Records from a collection of figures

↓↓↓

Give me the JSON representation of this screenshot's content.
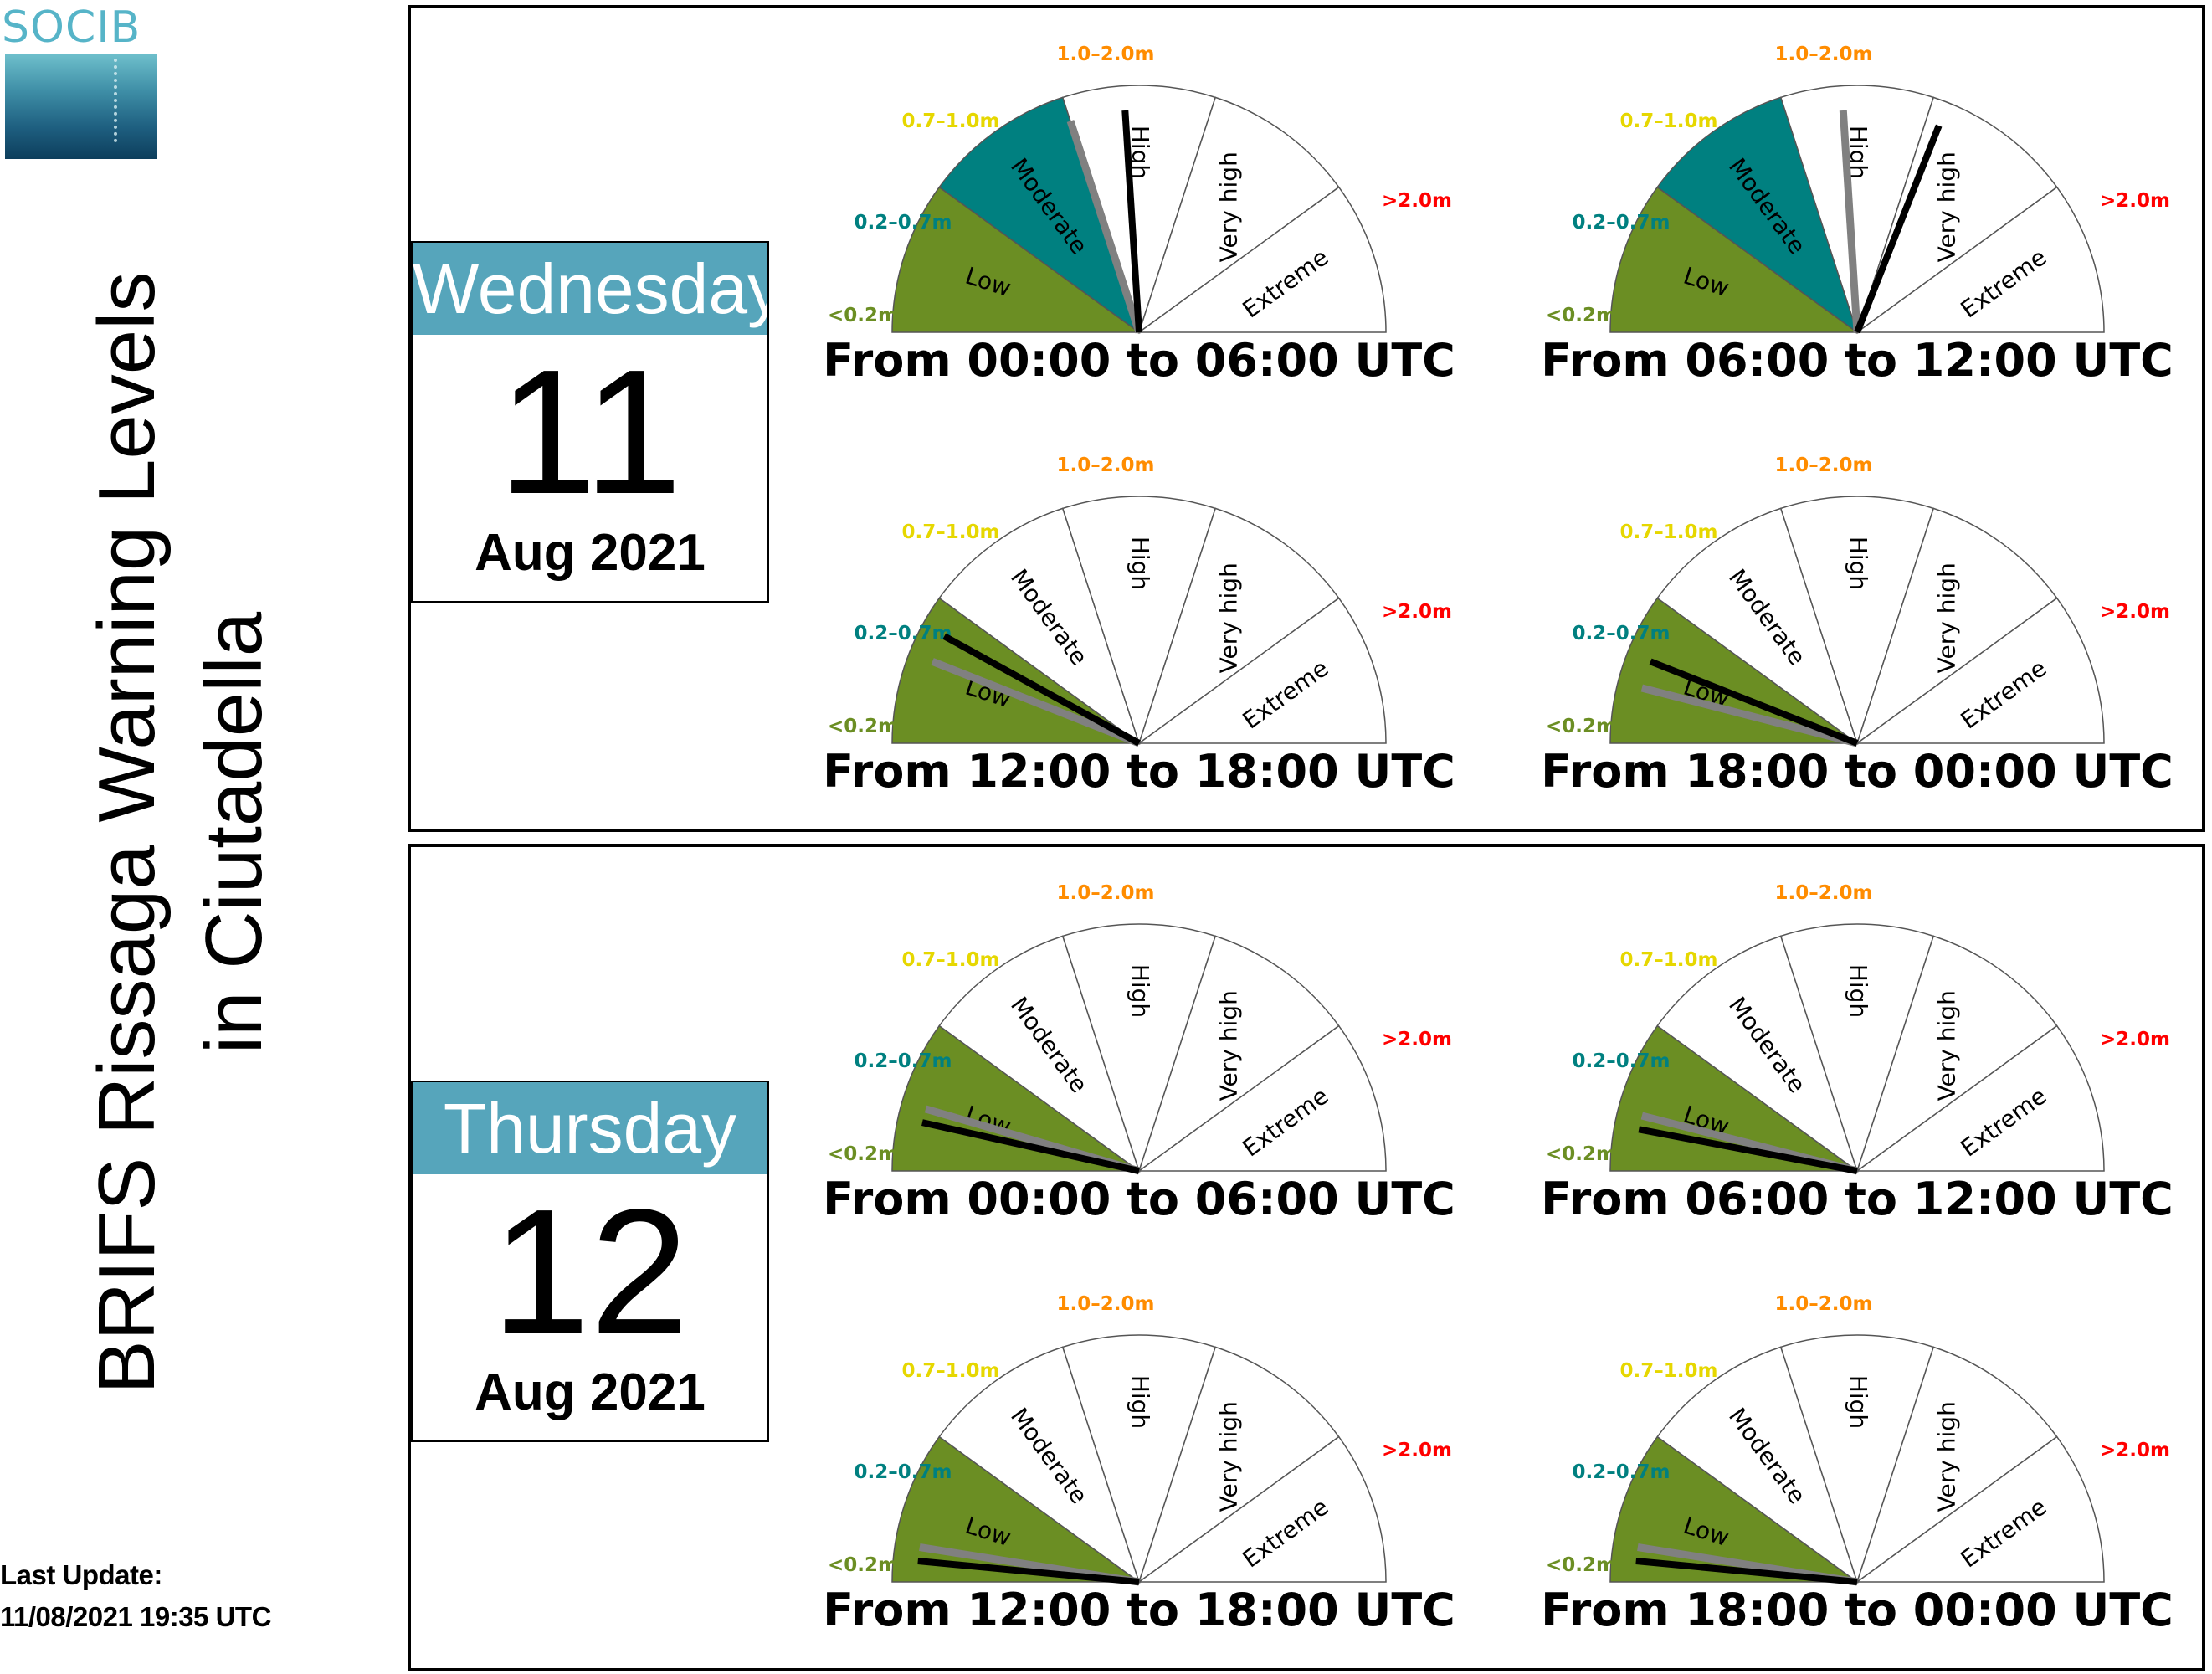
{
  "logo": {
    "text": "SOCIB"
  },
  "title": {
    "line1": "BRIFS Rissaga Warning Levels",
    "line2": "in Ciutadella"
  },
  "last_update": {
    "label": "Last Update:",
    "value": "11/08/2021 19:35 UTC"
  },
  "gauge_scale": {
    "sectors": [
      {
        "name": "Low",
        "range": "<0.2m",
        "color": "#6b8e23",
        "range_color": "#6b8e23"
      },
      {
        "name": "Moderate",
        "range": "0.2–0.7m",
        "color": "#008080",
        "range_color": "#008080"
      },
      {
        "name": "High",
        "range": "0.7–1.0m",
        "color": "#ffd700",
        "range_color": "#e6d700"
      },
      {
        "name": "Very high",
        "range": "1.0–2.0m",
        "color": "#ff8c00",
        "range_color": "#ff8c00"
      },
      {
        "name": "Extreme",
        "range": ">2.0m",
        "color": "#ff0000",
        "range_color": "#ff0000"
      }
    ]
  },
  "days": [
    {
      "weekday": "Wednesday",
      "day": "11",
      "month_year": "Aug 2021",
      "periods": [
        {
          "label": "From 00:00 to 06:00 UTC",
          "level": 1,
          "black_needle": 0.48,
          "gray_needle": 0.4
        },
        {
          "label": "From 06:00 to 12:00 UTC",
          "level": 1,
          "black_needle": 0.62,
          "gray_needle": 0.48
        },
        {
          "label": "From 12:00 to 18:00 UTC",
          "level": 0,
          "black_needle": 0.16,
          "gray_needle": 0.12
        },
        {
          "label": "From 18:00 to 00:00 UTC",
          "level": 0,
          "black_needle": 0.12,
          "gray_needle": 0.08
        }
      ]
    },
    {
      "weekday": "Thursday",
      "day": "12",
      "month_year": "Aug 2021",
      "periods": [
        {
          "label": "From 00:00 to 06:00 UTC",
          "level": 0,
          "black_needle": 0.07,
          "gray_needle": 0.09
        },
        {
          "label": "From 06:00 to 12:00 UTC",
          "level": 0,
          "black_needle": 0.06,
          "gray_needle": 0.08
        },
        {
          "label": "From 12:00 to 18:00 UTC",
          "level": 0,
          "black_needle": 0.03,
          "gray_needle": 0.05
        },
        {
          "label": "From 18:00 to 00:00 UTC",
          "level": 0,
          "black_needle": 0.03,
          "gray_needle": 0.05
        }
      ]
    }
  ]
}
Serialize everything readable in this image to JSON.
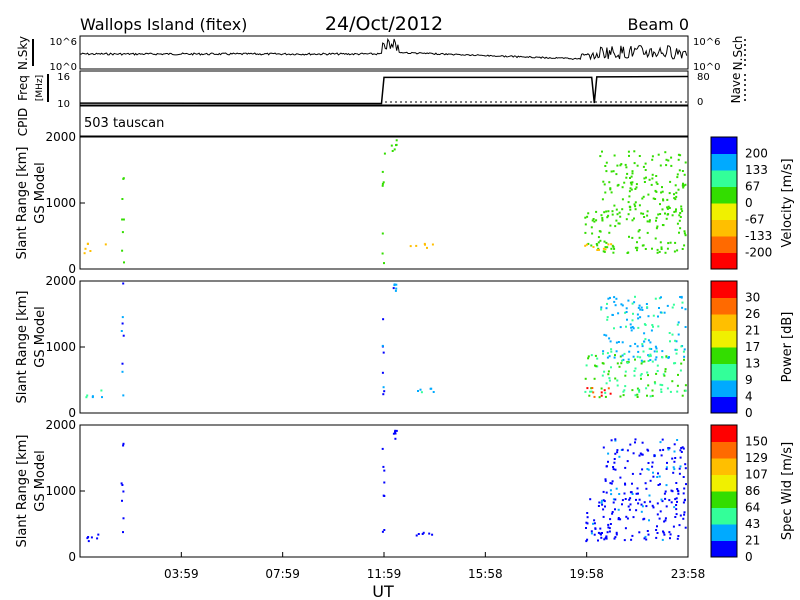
{
  "header": {
    "station": "Wallops Island  (fitex)",
    "date": "24/Oct/2012",
    "beam": "Beam 0"
  },
  "chart_data": {
    "type": "range-time plot",
    "xlabel": "UT",
    "x_ticks": [
      "03:59",
      "07:59",
      "11:59",
      "15:58",
      "19:58",
      "23:58"
    ],
    "x_range_hours": [
      0,
      24
    ],
    "strips": {
      "sky": {
        "labels": [
          "N.Sky"
        ],
        "right_labels": [
          "N.Sch"
        ],
        "left_ticks": [
          "10^6",
          "10^0"
        ],
        "right_ticks": [
          "10^6",
          "10^0"
        ]
      },
      "freq": {
        "labels": [
          "Freq",
          "[MHz]"
        ],
        "right_labels": [
          "Nave"
        ],
        "left_ticks": [
          "16",
          "10"
        ],
        "right_ticks": [
          "80",
          "0"
        ],
        "freq_trace": [
          {
            "t": 0,
            "v": 10.2
          },
          {
            "t": 11.9,
            "v": 10.1
          },
          {
            "t": 12.0,
            "v": 15.7
          },
          {
            "t": 20.2,
            "v": 15.7
          },
          {
            "t": 20.3,
            "v": 10.2
          },
          {
            "t": 20.4,
            "v": 15.8
          },
          {
            "t": 24,
            "v": 15.9
          }
        ],
        "nave_level": 0
      },
      "cpid": {
        "label": "CPID",
        "text": "503 tauscan"
      }
    },
    "panels": [
      {
        "param": "velocity",
        "ylabel": "Slant Range [km]",
        "sublabel": "GS Model",
        "y_ticks": [
          "2000",
          "1000",
          "0"
        ],
        "ylim": [
          0,
          2000
        ],
        "colorbar_label": "Velocity [m/s]",
        "colorbar_ticks": [
          "200",
          "133",
          "67",
          "0",
          "-67",
          "-133",
          "-200"
        ],
        "colors": [
          "#ff0000",
          "#ff6a00",
          "#ffbf00",
          "#f0f000",
          "#33dd00",
          "#33ff99",
          "#00aaff",
          "#0000ff"
        ]
      },
      {
        "param": "power",
        "ylabel": "Slant Range [km]",
        "sublabel": "GS Model",
        "y_ticks": [
          "2000",
          "1000",
          "0"
        ],
        "ylim": [
          0,
          2000
        ],
        "colorbar_label": "Power [dB]",
        "colorbar_ticks": [
          "30",
          "26",
          "21",
          "17",
          "13",
          "9",
          "4",
          "0"
        ],
        "colors": [
          "#0000ff",
          "#00aaff",
          "#33ff99",
          "#33dd00",
          "#f0f000",
          "#ffbf00",
          "#ff6a00",
          "#ff0000"
        ]
      },
      {
        "param": "spectral_width",
        "ylabel": "Slant Range [km]",
        "sublabel": "GS Model",
        "y_ticks": [
          "2000",
          "1000",
          "0"
        ],
        "ylim": [
          0,
          2000
        ],
        "colorbar_label": "Spec Wid [m/s]",
        "colorbar_ticks": [
          "150",
          "129",
          "107",
          "86",
          "64",
          "43",
          "21",
          "0"
        ],
        "colors": [
          "#0000ff",
          "#00aaff",
          "#33ff99",
          "#33dd00",
          "#f0f000",
          "#ffbf00",
          "#ff6a00",
          "#ff0000"
        ]
      }
    ],
    "echo_regions": [
      {
        "t0": 0.0,
        "t1": 1.0,
        "r0": 250,
        "r1": 400,
        "vel": -60,
        "pow": 8,
        "wid": 5
      },
      {
        "t0": 1.6,
        "t1": 1.7,
        "r0": 100,
        "r1": 2000,
        "vel": 30,
        "pow": 5,
        "wid": 5
      },
      {
        "t0": 11.9,
        "t1": 12.0,
        "r0": 50,
        "r1": 2000,
        "vel": 20,
        "pow": 5,
        "wid": 5
      },
      {
        "t0": 12.2,
        "t1": 12.5,
        "r0": 1800,
        "r1": 2000,
        "vel": 20,
        "pow": 5,
        "wid": 5
      },
      {
        "t0": 13.0,
        "t1": 14.0,
        "r0": 330,
        "r1": 400,
        "vel": -70,
        "pow": 8,
        "wid": 5
      },
      {
        "t0": 19.9,
        "t1": 23.9,
        "r0": 250,
        "r1": 900,
        "vel": 15,
        "pow": 12,
        "wid": 8
      },
      {
        "t0": 19.9,
        "t1": 21.0,
        "r0": 250,
        "r1": 450,
        "vel": -80,
        "pow": 28,
        "wid": 8
      },
      {
        "t0": 20.5,
        "t1": 23.9,
        "r0": 800,
        "r1": 1800,
        "vel": 15,
        "pow": 7,
        "wid": 12
      }
    ]
  }
}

↑↑↑

Do this
Leave out the pictures, and give all the records again exactly.

Result
Give me the JSON representation of this screenshot's content.
{
  "logo": {
    "text": "SOCIB"
  },
  "title": {
    "line1": "BRIFS Rissaga Warning Levels",
    "line2": "in Ciutadella"
  },
  "last_update": {
    "label": "Last Update:",
    "value": "11/08/2021 19:35 UTC"
  },
  "gauge_scale": {
    "sectors": [
      {
        "name": "Low",
        "range": "<0.2m",
        "color": "#6b8e23",
        "range_color": "#6b8e23"
      },
      {
        "name": "Moderate",
        "range": "0.2–0.7m",
        "color": "#008080",
        "range_color": "#008080"
      },
      {
        "name": "High",
        "range": "0.7–1.0m",
        "color": "#ffd700",
        "range_color": "#e6d700"
      },
      {
        "name": "Very high",
        "range": "1.0–2.0m",
        "color": "#ff8c00",
        "range_color": "#ff8c00"
      },
      {
        "name": "Extreme",
        "range": ">2.0m",
        "color": "#ff0000",
        "range_color": "#ff0000"
      }
    ]
  },
  "days": [
    {
      "weekday": "Wednesday",
      "day": "11",
      "month_year": "Aug 2021",
      "periods": [
        {
          "label": "From 00:00 to 06:00 UTC",
          "level": 1,
          "black_needle": 0.48,
          "gray_needle": 0.4
        },
        {
          "label": "From 06:00 to 12:00 UTC",
          "level": 1,
          "black_needle": 0.62,
          "gray_needle": 0.48
        },
        {
          "label": "From 12:00 to 18:00 UTC",
          "level": 0,
          "black_needle": 0.16,
          "gray_needle": 0.12
        },
        {
          "label": "From 18:00 to 00:00 UTC",
          "level": 0,
          "black_needle": 0.12,
          "gray_needle": 0.08
        }
      ]
    },
    {
      "weekday": "Thursday",
      "day": "12",
      "month_year": "Aug 2021",
      "periods": [
        {
          "label": "From 00:00 to 06:00 UTC",
          "level": 0,
          "black_needle": 0.07,
          "gray_needle": 0.09
        },
        {
          "label": "From 06:00 to 12:00 UTC",
          "level": 0,
          "black_needle": 0.06,
          "gray_needle": 0.08
        },
        {
          "label": "From 12:00 to 18:00 UTC",
          "level": 0,
          "black_needle": 0.03,
          "gray_needle": 0.05
        },
        {
          "label": "From 18:00 to 00:00 UTC",
          "level": 0,
          "black_needle": 0.03,
          "gray_needle": 0.05
        }
      ]
    }
  ]
}
Serialize everything readable in this image to JSON.
{
  "header": {
    "station": "Wallops Island  (fitex)",
    "date": "24/Oct/2012",
    "beam": "Beam 0"
  },
  "chart_data": {
    "type": "range-time plot",
    "xlabel": "UT",
    "x_ticks": [
      "03:59",
      "07:59",
      "11:59",
      "15:58",
      "19:58",
      "23:58"
    ],
    "x_range_hours": [
      0,
      24
    ],
    "strips": {
      "sky": {
        "labels": [
          "N.Sky"
        ],
        "right_labels": [
          "N.Sch"
        ],
        "left_ticks": [
          "10^6",
          "10^0"
        ],
        "right_ticks": [
          "10^6",
          "10^0"
        ]
      },
      "freq": {
        "labels": [
          "Freq",
          "[MHz]"
        ],
        "right_labels": [
          "Nave"
        ],
        "left_ticks": [
          "16",
          "10"
        ],
        "right_ticks": [
          "80",
          "0"
        ],
        "freq_trace": [
          {
            "t": 0,
            "v": 10.2
          },
          {
            "t": 11.9,
            "v": 10.1
          },
          {
            "t": 12.0,
            "v": 15.7
          },
          {
            "t": 20.2,
            "v": 15.7
          },
          {
            "t": 20.3,
            "v": 10.2
          },
          {
            "t": 20.4,
            "v": 15.8
          },
          {
            "t": 24,
            "v": 15.9
          }
        ],
        "nave_level": 0
      },
      "cpid": {
        "label": "CPID",
        "text": "503 tauscan"
      }
    },
    "panels": [
      {
        "param": "velocity",
        "ylabel": "Slant Range [km]",
        "sublabel": "GS Model",
        "y_ticks": [
          "2000",
          "1000",
          "0"
        ],
        "ylim": [
          0,
          2000
        ],
        "colorbar_label": "Velocity [m/s]",
        "colorbar_ticks": [
          "200",
          "133",
          "67",
          "0",
          "-67",
          "-133",
          "-200"
        ],
        "colors": [
          "#ff0000",
          "#ff6a00",
          "#ffbf00",
          "#f0f000",
          "#33dd00",
          "#33ff99",
          "#00aaff",
          "#0000ff"
        ]
      },
      {
        "param": "power",
        "ylabel": "Slant Range [km]",
        "sublabel": "GS Model",
        "y_ticks": [
          "2000",
          "1000",
          "0"
        ],
        "ylim": [
          0,
          2000
        ],
        "colorbar_label": "Power [dB]",
        "colorbar_ticks": [
          "30",
          "26",
          "21",
          "17",
          "13",
          "9",
          "4",
          "0"
        ],
        "colors": [
          "#0000ff",
          "#00aaff",
          "#33ff99",
          "#33dd00",
          "#f0f000",
          "#ffbf00",
          "#ff6a00",
          "#ff0000"
        ]
      },
      {
        "param": "spectral_width",
        "ylabel": "Slant Range [km]",
        "sublabel": "GS Model",
        "y_ticks": [
          "2000",
          "1000",
          "0"
        ],
        "ylim": [
          0,
          2000
        ],
        "colorbar_label": "Spec Wid [m/s]",
        "colorbar_ticks": [
          "150",
          "129",
          "107",
          "86",
          "64",
          "43",
          "21",
          "0"
        ],
        "colors": [
          "#0000ff",
          "#00aaff",
          "#33ff99",
          "#33dd00",
          "#f0f000",
          "#ffbf00",
          "#ff6a00",
          "#ff0000"
        ]
      }
    ],
    "echo_regions": [
      {
        "t0": 0.0,
        "t1": 1.0,
        "r0": 250,
        "r1": 400,
        "vel": -60,
        "pow": 8,
        "wid": 5
      },
      {
        "t0": 1.6,
        "t1": 1.7,
        "r0": 100,
        "r1": 2000,
        "vel": 30,
        "pow": 5,
        "wid": 5
      },
      {
        "t0": 11.9,
        "t1": 12.0,
        "r0": 50,
        "r1": 2000,
        "vel": 20,
        "pow": 5,
        "wid": 5
      },
      {
        "t0": 12.2,
        "t1": 12.5,
        "r0": 1800,
        "r1": 2000,
        "vel": 20,
        "pow": 5,
        "wid": 5
      },
      {
        "t0": 13.0,
        "t1": 14.0,
        "r0": 330,
        "r1": 400,
        "vel": -70,
        "pow": 8,
        "wid": 5
      },
      {
        "t0": 19.9,
        "t1": 23.9,
        "r0": 250,
        "r1": 900,
        "vel": 15,
        "pow": 12,
        "wid": 8
      },
      {
        "t0": 19.9,
        "t1": 21.0,
        "r0": 250,
        "r1": 450,
        "vel": -80,
        "pow": 28,
        "wid": 8
      },
      {
        "t0": 20.5,
        "t1": 23.9,
        "r0": 800,
        "r1": 1800,
        "vel": 15,
        "pow": 7,
        "wid": 12
      }
    ]
  }
}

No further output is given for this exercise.